• **What to produce**
Your task is to transcribe all of the data below exactly, omitting the images.

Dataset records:

-.-.-

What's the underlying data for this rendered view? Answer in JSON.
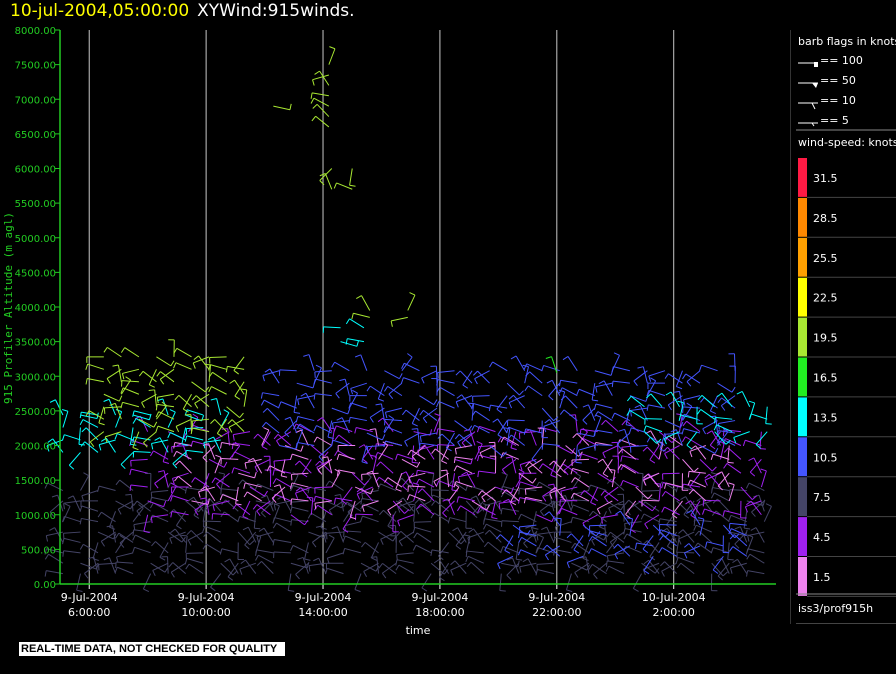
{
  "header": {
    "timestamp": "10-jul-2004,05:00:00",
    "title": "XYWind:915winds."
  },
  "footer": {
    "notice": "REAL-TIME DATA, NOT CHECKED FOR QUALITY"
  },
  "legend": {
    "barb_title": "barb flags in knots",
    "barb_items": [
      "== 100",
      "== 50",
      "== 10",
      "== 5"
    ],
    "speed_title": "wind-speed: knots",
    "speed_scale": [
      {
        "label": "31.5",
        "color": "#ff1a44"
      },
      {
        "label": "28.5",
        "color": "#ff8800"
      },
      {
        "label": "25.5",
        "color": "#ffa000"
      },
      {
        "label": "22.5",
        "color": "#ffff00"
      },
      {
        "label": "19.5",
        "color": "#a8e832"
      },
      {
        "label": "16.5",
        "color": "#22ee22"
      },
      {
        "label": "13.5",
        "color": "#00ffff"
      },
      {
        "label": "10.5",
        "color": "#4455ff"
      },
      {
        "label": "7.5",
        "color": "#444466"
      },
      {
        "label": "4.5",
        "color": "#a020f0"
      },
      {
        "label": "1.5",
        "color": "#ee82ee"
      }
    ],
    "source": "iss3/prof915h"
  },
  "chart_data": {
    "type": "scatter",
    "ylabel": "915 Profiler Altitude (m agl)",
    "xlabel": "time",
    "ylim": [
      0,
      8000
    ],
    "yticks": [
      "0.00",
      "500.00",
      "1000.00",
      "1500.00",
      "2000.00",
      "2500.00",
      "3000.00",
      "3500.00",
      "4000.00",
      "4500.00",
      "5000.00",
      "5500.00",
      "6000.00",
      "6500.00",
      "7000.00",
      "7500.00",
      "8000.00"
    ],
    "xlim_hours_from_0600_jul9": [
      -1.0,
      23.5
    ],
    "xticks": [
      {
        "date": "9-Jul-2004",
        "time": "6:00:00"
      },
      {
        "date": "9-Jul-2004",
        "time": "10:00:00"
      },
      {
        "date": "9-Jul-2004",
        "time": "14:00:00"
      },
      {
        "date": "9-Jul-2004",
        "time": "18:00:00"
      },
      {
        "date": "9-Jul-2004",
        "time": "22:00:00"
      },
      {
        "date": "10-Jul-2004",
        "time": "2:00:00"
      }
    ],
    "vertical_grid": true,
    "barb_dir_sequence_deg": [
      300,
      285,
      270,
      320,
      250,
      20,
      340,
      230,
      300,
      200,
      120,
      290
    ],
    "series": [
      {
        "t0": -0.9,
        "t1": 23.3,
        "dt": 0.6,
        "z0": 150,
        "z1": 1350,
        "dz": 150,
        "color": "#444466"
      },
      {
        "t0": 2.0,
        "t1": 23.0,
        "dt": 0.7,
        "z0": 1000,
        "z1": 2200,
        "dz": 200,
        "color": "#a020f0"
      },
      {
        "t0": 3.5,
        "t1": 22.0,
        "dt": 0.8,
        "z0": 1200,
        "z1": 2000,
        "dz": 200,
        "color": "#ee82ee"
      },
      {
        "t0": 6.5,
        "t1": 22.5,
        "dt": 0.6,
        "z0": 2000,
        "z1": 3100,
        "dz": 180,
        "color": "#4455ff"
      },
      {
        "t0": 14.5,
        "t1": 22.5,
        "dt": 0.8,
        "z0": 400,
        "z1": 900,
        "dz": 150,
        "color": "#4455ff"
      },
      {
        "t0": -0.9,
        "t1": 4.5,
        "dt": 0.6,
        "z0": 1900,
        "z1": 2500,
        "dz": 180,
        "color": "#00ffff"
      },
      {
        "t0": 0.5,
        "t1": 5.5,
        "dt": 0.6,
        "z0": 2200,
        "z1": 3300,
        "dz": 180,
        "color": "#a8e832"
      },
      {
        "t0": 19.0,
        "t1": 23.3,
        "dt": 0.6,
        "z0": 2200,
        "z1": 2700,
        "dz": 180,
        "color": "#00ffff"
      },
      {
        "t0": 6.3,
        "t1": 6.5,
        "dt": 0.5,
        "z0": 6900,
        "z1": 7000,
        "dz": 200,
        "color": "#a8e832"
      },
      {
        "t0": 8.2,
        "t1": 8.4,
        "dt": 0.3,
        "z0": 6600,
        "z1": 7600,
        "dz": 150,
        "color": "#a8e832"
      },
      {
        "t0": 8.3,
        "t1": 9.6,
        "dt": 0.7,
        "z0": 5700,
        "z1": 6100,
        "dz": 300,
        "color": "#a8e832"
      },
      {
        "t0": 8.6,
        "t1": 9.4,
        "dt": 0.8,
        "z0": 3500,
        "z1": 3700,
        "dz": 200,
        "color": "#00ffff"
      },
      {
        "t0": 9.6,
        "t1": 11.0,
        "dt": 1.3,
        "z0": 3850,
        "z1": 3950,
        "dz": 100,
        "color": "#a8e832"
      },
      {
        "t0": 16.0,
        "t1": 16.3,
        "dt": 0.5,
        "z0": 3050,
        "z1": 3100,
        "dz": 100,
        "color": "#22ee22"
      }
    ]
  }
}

-.-.-

• **Solution to the problem**
What's the underlying data for this rendered view? Answer in JSON.
{
  "header": {
    "timestamp": "10-jul-2004,05:00:00",
    "title": "XYWind:915winds."
  },
  "footer": {
    "notice": "REAL-TIME DATA, NOT CHECKED FOR QUALITY"
  },
  "legend": {
    "barb_title": "barb flags in knots",
    "barb_items": [
      "== 100",
      "== 50",
      "== 10",
      "== 5"
    ],
    "speed_title": "wind-speed: knots",
    "speed_scale": [
      {
        "label": "31.5",
        "color": "#ff1a44"
      },
      {
        "label": "28.5",
        "color": "#ff8800"
      },
      {
        "label": "25.5",
        "color": "#ffa000"
      },
      {
        "label": "22.5",
        "color": "#ffff00"
      },
      {
        "label": "19.5",
        "color": "#a8e832"
      },
      {
        "label": "16.5",
        "color": "#22ee22"
      },
      {
        "label": "13.5",
        "color": "#00ffff"
      },
      {
        "label": "10.5",
        "color": "#4455ff"
      },
      {
        "label": "7.5",
        "color": "#444466"
      },
      {
        "label": "4.5",
        "color": "#a020f0"
      },
      {
        "label": "1.5",
        "color": "#ee82ee"
      }
    ],
    "source": "iss3/prof915h"
  },
  "chart_data": {
    "type": "scatter",
    "ylabel": "915 Profiler Altitude (m agl)",
    "xlabel": "time",
    "ylim": [
      0,
      8000
    ],
    "yticks": [
      "0.00",
      "500.00",
      "1000.00",
      "1500.00",
      "2000.00",
      "2500.00",
      "3000.00",
      "3500.00",
      "4000.00",
      "4500.00",
      "5000.00",
      "5500.00",
      "6000.00",
      "6500.00",
      "7000.00",
      "7500.00",
      "8000.00"
    ],
    "xlim_hours_from_0600_jul9": [
      -1.0,
      23.5
    ],
    "xticks": [
      {
        "date": "9-Jul-2004",
        "time": "6:00:00"
      },
      {
        "date": "9-Jul-2004",
        "time": "10:00:00"
      },
      {
        "date": "9-Jul-2004",
        "time": "14:00:00"
      },
      {
        "date": "9-Jul-2004",
        "time": "18:00:00"
      },
      {
        "date": "9-Jul-2004",
        "time": "22:00:00"
      },
      {
        "date": "10-Jul-2004",
        "time": "2:00:00"
      }
    ],
    "vertical_grid": true,
    "barb_dir_sequence_deg": [
      300,
      285,
      270,
      320,
      250,
      20,
      340,
      230,
      300,
      200,
      120,
      290
    ],
    "series": [
      {
        "t0": -0.9,
        "t1": 23.3,
        "dt": 0.6,
        "z0": 150,
        "z1": 1350,
        "dz": 150,
        "color": "#444466"
      },
      {
        "t0": 2.0,
        "t1": 23.0,
        "dt": 0.7,
        "z0": 1000,
        "z1": 2200,
        "dz": 200,
        "color": "#a020f0"
      },
      {
        "t0": 3.5,
        "t1": 22.0,
        "dt": 0.8,
        "z0": 1200,
        "z1": 2000,
        "dz": 200,
        "color": "#ee82ee"
      },
      {
        "t0": 6.5,
        "t1": 22.5,
        "dt": 0.6,
        "z0": 2000,
        "z1": 3100,
        "dz": 180,
        "color": "#4455ff"
      },
      {
        "t0": 14.5,
        "t1": 22.5,
        "dt": 0.8,
        "z0": 400,
        "z1": 900,
        "dz": 150,
        "color": "#4455ff"
      },
      {
        "t0": -0.9,
        "t1": 4.5,
        "dt": 0.6,
        "z0": 1900,
        "z1": 2500,
        "dz": 180,
        "color": "#00ffff"
      },
      {
        "t0": 0.5,
        "t1": 5.5,
        "dt": 0.6,
        "z0": 2200,
        "z1": 3300,
        "dz": 180,
        "color": "#a8e832"
      },
      {
        "t0": 19.0,
        "t1": 23.3,
        "dt": 0.6,
        "z0": 2200,
        "z1": 2700,
        "dz": 180,
        "color": "#00ffff"
      },
      {
        "t0": 6.3,
        "t1": 6.5,
        "dt": 0.5,
        "z0": 6900,
        "z1": 7000,
        "dz": 200,
        "color": "#a8e832"
      },
      {
        "t0": 8.2,
        "t1": 8.4,
        "dt": 0.3,
        "z0": 6600,
        "z1": 7600,
        "dz": 150,
        "color": "#a8e832"
      },
      {
        "t0": 8.3,
        "t1": 9.6,
        "dt": 0.7,
        "z0": 5700,
        "z1": 6100,
        "dz": 300,
        "color": "#a8e832"
      },
      {
        "t0": 8.6,
        "t1": 9.4,
        "dt": 0.8,
        "z0": 3500,
        "z1": 3700,
        "dz": 200,
        "color": "#00ffff"
      },
      {
        "t0": 9.6,
        "t1": 11.0,
        "dt": 1.3,
        "z0": 3850,
        "z1": 3950,
        "dz": 100,
        "color": "#a8e832"
      },
      {
        "t0": 16.0,
        "t1": 16.3,
        "dt": 0.5,
        "z0": 3050,
        "z1": 3100,
        "dz": 100,
        "color": "#22ee22"
      }
    ]
  }
}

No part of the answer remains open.